╭──
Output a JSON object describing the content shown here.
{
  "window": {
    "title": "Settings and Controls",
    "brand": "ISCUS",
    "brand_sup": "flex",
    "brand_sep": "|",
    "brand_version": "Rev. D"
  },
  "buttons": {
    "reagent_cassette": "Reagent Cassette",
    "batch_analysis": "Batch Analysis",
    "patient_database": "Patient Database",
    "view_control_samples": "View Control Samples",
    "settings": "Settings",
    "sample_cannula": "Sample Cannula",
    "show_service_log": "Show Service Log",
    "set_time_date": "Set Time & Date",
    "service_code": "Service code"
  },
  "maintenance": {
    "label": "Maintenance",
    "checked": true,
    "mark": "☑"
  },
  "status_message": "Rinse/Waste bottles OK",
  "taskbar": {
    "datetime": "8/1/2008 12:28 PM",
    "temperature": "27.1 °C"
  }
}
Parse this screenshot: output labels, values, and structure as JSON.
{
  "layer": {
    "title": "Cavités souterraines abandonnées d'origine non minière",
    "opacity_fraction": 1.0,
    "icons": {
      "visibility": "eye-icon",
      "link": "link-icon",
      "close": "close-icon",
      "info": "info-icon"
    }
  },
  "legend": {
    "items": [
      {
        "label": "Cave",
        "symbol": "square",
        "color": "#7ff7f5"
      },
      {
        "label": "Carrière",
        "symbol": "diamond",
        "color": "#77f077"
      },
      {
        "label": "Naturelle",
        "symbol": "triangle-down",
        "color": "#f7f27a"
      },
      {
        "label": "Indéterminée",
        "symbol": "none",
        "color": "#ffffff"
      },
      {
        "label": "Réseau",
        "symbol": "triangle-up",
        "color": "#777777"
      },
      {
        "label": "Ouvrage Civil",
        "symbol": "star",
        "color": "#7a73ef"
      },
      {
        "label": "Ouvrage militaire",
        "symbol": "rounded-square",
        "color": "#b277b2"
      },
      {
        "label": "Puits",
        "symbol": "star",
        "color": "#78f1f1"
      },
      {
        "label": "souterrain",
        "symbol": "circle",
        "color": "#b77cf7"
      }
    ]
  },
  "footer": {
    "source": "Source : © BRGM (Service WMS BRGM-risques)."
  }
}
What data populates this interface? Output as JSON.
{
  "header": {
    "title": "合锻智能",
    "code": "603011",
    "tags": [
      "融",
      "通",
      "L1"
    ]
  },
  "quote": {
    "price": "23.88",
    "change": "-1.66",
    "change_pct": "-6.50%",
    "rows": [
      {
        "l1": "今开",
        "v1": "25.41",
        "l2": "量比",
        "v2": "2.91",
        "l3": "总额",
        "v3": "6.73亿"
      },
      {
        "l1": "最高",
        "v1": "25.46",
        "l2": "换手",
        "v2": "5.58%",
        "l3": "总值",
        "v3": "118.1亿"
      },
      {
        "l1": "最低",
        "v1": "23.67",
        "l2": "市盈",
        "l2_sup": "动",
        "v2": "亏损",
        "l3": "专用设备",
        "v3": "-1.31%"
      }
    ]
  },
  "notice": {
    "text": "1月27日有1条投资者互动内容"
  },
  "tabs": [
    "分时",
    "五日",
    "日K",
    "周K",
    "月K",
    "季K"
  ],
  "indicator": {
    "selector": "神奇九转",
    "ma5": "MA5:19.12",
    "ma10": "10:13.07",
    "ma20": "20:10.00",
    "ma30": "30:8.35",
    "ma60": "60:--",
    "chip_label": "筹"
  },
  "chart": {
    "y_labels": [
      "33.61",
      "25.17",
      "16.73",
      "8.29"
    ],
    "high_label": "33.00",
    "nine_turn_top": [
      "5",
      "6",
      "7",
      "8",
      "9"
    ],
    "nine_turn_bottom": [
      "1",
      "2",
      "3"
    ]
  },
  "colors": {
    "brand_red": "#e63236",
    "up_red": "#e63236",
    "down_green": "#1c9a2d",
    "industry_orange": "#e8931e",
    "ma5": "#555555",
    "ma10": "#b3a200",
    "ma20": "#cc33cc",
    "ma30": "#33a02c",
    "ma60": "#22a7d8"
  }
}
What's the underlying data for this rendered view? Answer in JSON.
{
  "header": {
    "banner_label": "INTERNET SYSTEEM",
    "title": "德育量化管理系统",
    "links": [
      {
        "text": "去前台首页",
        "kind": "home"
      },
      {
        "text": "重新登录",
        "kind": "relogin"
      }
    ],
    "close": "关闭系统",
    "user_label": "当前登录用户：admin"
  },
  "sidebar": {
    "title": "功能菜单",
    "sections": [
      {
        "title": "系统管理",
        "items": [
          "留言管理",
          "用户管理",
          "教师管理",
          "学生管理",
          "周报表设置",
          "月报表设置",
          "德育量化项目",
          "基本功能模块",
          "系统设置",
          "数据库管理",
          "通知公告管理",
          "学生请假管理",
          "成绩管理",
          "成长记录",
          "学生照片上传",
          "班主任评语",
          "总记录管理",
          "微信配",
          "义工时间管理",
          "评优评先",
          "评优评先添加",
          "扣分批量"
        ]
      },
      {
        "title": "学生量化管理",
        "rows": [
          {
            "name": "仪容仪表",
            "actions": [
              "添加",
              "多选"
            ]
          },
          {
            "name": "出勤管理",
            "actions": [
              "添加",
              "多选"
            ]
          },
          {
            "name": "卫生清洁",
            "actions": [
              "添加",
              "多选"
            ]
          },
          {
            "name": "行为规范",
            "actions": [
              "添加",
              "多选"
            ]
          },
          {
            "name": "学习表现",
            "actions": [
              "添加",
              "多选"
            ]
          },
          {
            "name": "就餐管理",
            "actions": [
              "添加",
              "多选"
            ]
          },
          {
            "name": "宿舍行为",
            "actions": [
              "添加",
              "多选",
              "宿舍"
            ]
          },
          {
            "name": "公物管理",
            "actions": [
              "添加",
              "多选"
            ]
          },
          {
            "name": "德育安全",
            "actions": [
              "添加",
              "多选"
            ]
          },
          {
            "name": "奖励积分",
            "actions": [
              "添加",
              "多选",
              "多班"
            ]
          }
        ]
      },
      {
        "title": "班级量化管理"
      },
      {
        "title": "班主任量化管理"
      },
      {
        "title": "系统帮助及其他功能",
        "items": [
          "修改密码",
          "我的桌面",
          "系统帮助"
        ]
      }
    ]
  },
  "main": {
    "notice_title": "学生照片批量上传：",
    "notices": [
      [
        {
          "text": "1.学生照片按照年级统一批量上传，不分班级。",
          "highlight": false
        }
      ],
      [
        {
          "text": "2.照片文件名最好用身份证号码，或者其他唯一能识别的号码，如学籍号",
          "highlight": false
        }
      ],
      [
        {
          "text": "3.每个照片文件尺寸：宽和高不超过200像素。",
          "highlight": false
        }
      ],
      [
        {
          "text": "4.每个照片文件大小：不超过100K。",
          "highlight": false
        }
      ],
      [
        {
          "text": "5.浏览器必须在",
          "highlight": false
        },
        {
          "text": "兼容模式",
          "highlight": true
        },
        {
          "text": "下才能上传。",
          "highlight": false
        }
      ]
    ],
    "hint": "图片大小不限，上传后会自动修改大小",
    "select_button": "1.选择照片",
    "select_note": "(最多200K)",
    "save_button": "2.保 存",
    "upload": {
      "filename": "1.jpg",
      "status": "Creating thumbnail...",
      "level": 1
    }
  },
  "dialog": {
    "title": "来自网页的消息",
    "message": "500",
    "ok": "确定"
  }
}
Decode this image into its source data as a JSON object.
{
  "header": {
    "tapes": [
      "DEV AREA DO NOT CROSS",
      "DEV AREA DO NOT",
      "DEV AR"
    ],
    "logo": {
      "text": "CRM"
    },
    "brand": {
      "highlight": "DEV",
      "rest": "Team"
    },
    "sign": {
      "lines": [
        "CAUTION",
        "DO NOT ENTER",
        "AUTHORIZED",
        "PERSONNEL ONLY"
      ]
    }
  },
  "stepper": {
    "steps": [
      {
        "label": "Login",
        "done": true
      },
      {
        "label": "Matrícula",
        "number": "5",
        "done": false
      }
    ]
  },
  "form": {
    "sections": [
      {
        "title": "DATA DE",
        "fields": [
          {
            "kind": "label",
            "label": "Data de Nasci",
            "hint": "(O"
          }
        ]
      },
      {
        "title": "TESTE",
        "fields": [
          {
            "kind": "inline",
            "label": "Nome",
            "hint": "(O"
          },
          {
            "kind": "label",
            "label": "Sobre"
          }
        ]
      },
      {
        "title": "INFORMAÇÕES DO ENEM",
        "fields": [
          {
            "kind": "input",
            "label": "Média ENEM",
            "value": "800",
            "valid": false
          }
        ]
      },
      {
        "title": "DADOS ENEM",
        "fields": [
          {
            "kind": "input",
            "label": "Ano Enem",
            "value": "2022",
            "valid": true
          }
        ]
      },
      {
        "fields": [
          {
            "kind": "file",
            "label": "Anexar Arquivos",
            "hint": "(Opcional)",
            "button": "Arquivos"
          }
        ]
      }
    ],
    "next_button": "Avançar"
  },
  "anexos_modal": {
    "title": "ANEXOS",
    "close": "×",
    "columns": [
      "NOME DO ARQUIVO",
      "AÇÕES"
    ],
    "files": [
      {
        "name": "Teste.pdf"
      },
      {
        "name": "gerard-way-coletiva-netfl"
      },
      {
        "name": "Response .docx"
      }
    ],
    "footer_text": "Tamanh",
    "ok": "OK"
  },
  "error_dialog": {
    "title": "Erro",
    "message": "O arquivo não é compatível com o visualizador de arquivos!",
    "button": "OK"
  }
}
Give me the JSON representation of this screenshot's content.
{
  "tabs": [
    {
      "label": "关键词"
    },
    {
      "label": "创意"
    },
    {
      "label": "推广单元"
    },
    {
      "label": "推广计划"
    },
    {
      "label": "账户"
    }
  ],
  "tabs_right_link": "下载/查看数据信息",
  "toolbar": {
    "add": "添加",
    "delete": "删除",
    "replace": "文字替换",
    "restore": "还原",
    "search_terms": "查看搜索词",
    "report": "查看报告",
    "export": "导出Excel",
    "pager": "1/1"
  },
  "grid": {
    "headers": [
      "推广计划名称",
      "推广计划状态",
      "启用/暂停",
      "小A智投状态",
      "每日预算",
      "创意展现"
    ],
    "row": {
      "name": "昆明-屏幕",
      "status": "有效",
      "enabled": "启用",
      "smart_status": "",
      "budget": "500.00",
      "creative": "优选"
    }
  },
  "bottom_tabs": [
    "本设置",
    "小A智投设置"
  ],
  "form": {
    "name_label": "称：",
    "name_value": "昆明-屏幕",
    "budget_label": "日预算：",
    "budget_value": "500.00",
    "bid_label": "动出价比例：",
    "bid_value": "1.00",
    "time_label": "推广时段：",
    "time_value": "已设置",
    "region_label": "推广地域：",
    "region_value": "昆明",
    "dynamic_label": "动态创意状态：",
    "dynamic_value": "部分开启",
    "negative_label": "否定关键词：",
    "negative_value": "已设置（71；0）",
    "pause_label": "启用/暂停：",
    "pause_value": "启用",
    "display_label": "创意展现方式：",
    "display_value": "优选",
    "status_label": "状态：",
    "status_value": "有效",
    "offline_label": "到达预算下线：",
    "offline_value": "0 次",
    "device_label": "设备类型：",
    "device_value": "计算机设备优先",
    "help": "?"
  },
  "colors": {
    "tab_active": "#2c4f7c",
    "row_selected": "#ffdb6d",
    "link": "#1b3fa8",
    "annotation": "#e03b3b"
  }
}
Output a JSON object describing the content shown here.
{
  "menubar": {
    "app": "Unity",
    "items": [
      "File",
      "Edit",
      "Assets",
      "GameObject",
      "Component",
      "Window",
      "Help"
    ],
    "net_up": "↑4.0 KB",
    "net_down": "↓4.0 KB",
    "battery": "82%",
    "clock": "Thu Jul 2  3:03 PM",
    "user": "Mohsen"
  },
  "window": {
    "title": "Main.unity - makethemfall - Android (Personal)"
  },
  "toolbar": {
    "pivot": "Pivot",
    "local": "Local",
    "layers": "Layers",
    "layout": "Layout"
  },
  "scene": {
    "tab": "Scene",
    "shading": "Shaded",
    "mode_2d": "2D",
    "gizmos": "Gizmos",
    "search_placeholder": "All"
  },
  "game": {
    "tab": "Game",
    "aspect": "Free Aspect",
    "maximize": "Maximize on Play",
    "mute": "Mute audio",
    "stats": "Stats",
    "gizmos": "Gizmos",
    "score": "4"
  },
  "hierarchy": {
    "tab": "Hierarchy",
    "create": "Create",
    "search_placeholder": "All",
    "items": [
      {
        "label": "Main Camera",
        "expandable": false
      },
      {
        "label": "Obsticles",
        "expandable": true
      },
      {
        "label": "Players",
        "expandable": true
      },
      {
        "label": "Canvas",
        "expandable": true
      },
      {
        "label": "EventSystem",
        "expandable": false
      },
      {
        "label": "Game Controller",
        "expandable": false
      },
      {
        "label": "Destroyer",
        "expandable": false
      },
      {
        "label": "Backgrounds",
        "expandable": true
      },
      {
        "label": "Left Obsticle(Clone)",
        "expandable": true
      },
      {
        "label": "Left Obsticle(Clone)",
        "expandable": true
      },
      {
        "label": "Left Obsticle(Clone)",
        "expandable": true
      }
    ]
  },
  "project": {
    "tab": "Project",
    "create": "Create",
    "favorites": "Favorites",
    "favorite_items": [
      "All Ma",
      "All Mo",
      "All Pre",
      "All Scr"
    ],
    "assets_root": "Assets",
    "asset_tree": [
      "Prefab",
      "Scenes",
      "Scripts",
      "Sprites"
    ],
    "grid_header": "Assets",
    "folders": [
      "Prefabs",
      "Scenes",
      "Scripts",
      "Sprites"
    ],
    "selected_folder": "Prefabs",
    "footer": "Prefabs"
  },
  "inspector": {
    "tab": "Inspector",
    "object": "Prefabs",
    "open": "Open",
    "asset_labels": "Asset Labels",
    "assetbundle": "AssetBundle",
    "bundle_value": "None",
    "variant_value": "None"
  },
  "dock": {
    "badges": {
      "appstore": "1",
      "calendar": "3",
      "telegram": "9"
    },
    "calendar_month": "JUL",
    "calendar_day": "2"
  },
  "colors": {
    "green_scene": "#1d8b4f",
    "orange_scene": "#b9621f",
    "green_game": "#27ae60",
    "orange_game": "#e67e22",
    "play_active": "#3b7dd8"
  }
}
╰──
> **GIVEN EXERCISE**
Pick out the lines containing the string "Assets".

> **RESULT OF THE TASK**
      "Assets",
    "assets_root": "Assets",
    "grid_header": "Assets",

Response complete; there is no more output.